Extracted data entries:
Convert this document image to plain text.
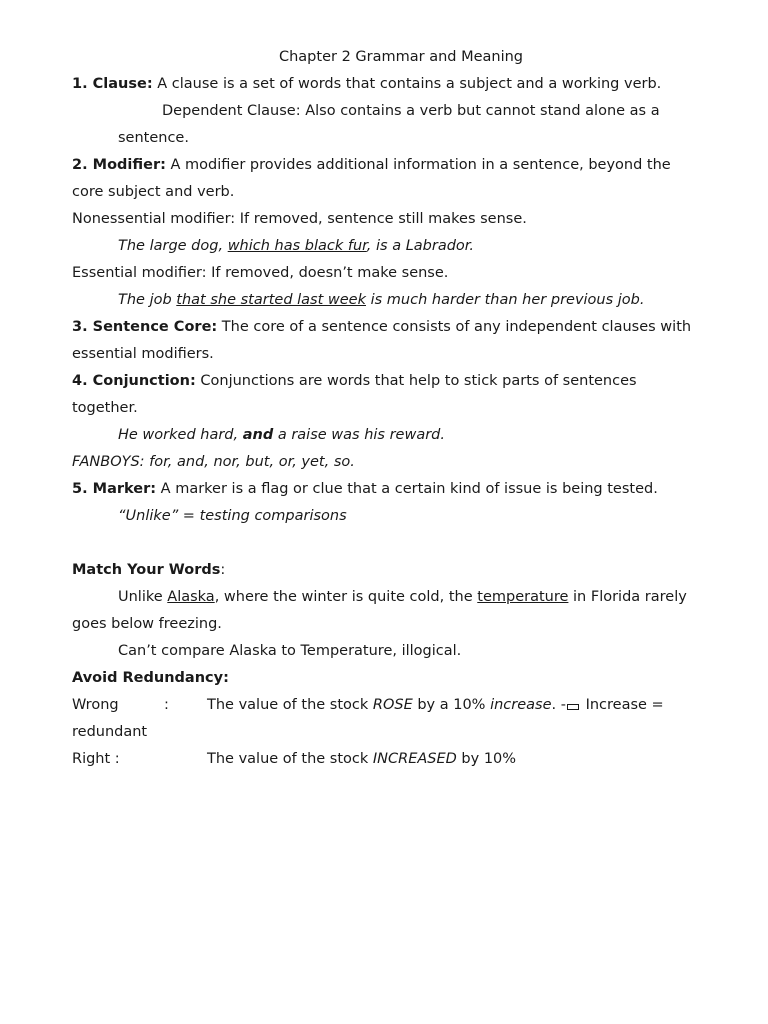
Chapter 2 Grammar and Meaning
1. Clause: A clause is a set of words that contains a subject and a working verb.
Dependent Clause: Also contains a verb but cannot stand alone as a
sentence.
2. Modifier: A modifier provides additional information in a sentence, beyond the
core subject and verb.
Nonessential modifier: If removed, sentence still makes sense.
The large dog, which has black fur, is a Labrador.
Essential modifier: If removed, doesn’t make sense.
The job that she started last week is much harder than her previous job.
3. Sentence Core: The core of a sentence consists of any independent clauses with
essential modifiers.
4. Conjunction: Conjunctions are words that help to stick parts of sentences
together.
He worked hard, and a raise was his reward.
FANBOYS: for, and, nor, but, or, yet, so.
5. Marker: A marker is a flag or clue that a certain kind of issue is being tested.
“Unlike” = testing comparisons
Match Your Words:
Unlike Alaska, where the winter is quite cold, the temperature in Florida rarely
goes below freezing.
Can’t compare Alaska to Temperature, illogical.
Avoid Redundancy:
Wrong	:	The value of the stock ROSE by a 10% increase. - Increase =
redundant
Right :	The value of the stock INCREASED by 10%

▶ [What the task asks]
Retype every entry verbatim and exclude the pictures from the copy.

▶ [Reply to the task]
Convert this document image to plain text.
Chapter 2 Grammar and Meaning
1. Clause: A clause is a set of words that contains a subject and a working verb.
Dependent Clause: Also contains a verb but cannot stand alone as a
sentence.
2. Modifier: A modifier provides additional information in a sentence, beyond the
core subject and verb.
Nonessential modifier: If removed, sentence still makes sense.
The large dog, which has black fur, is a Labrador.
Essential modifier: If removed, doesn’t make sense.
The job that she started last week is much harder than her previous job.
3. Sentence Core: The core of a sentence consists of any independent clauses with
essential modifiers.
4. Conjunction: Conjunctions are words that help to stick parts of sentences
together.
He worked hard, and a raise was his reward.
FANBOYS: for, and, nor, but, or, yet, so.
5. Marker: A marker is a flag or clue that a certain kind of issue is being tested.
“Unlike” = testing comparisons
Match Your Words:
Unlike Alaska, where the winter is quite cold, the temperature in Florida rarely
goes below freezing.
Can’t compare Alaska to Temperature, illogical.
Avoid Redundancy:
Wrong	:	The value of the stock ROSE by a 10% increase. - Increase =
redundant
Right :	The value of the stock INCREASED by 10%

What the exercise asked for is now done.